— Your task —
All lines in which the word "Drug" occurs are to be extracted.

— Information supplied —

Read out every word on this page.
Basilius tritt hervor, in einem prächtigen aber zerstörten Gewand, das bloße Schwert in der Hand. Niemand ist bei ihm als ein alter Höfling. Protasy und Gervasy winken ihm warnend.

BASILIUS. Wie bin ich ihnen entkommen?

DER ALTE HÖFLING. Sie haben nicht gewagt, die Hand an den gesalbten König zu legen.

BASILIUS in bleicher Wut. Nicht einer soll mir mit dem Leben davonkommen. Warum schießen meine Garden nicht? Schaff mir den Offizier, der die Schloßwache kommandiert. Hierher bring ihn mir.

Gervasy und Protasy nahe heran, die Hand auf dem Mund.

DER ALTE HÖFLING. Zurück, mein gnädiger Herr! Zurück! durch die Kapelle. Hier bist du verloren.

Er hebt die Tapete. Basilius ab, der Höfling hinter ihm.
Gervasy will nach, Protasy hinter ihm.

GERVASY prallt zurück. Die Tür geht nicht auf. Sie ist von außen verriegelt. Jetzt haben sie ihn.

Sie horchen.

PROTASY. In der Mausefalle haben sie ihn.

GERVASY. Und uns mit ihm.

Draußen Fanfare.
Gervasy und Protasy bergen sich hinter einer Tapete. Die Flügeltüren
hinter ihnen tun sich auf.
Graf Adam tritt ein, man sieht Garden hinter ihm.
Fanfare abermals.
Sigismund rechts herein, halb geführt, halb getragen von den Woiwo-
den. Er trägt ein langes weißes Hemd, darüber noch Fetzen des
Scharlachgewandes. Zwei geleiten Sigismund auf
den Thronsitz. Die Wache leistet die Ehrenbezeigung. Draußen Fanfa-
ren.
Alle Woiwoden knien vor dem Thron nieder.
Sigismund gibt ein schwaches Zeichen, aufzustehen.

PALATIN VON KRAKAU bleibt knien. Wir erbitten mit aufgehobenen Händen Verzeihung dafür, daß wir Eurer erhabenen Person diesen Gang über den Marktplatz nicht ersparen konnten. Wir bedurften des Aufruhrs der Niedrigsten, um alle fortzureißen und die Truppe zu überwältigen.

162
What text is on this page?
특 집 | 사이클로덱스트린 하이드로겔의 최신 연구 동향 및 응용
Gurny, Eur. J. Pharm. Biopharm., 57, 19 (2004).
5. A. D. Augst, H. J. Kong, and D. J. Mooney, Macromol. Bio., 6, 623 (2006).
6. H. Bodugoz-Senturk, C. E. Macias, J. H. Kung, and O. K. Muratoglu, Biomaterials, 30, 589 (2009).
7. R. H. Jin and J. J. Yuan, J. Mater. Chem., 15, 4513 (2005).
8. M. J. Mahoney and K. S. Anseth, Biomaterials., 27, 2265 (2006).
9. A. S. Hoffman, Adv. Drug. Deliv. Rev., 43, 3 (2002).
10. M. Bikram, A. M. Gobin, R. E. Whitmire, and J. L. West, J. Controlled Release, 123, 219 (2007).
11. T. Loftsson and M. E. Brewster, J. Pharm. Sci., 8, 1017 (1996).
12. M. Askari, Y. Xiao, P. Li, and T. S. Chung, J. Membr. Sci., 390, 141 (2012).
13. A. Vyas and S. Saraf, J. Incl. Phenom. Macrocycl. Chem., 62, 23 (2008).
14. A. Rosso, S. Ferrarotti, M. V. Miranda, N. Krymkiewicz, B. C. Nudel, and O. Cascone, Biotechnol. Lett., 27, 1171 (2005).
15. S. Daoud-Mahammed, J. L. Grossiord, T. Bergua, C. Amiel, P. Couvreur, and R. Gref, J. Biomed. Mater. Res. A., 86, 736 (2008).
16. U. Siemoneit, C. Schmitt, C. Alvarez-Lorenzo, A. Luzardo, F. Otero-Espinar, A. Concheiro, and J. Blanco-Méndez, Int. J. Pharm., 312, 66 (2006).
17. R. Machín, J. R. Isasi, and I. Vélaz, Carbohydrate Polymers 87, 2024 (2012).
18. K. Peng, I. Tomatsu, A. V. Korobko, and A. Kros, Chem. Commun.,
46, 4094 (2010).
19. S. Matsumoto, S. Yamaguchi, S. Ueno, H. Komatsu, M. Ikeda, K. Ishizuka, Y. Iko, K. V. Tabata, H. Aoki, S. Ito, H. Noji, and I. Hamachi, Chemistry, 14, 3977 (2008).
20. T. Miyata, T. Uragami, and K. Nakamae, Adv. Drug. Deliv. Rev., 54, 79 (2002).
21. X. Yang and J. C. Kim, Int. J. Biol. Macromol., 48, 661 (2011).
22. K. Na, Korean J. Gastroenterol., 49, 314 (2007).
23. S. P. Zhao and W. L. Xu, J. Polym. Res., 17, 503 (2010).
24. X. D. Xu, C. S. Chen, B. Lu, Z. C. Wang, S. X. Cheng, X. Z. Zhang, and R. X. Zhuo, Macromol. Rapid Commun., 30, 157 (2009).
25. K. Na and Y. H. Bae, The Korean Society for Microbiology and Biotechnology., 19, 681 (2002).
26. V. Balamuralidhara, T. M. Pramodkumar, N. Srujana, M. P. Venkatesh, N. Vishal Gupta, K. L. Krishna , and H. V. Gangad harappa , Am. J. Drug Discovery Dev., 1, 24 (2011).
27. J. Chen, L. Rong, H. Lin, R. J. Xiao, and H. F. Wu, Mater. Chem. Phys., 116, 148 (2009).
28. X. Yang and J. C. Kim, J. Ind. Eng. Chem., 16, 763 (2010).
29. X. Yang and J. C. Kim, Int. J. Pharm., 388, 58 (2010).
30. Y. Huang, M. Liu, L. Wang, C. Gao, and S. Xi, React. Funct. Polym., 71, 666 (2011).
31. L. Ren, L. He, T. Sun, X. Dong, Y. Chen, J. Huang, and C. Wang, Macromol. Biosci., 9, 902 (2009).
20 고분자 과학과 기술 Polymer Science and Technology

— Full output —
9. A. S. Hoffman, Adv. Drug. Deliv. Rev., 43, 3 (2002).
20. T. Miyata, T. Uragami, and K. Nakamae, Adv. Drug. Deliv. Rev., 54, 79 (2002).
26. V. Balamuralidhara, T. M. Pramodkumar, N. Srujana, M. P. Venkatesh, N. Vishal Gupta, K. L. Krishna , and H. V. Gangad harappa , Am. J. Drug Discovery Dev., 1, 24 (2011).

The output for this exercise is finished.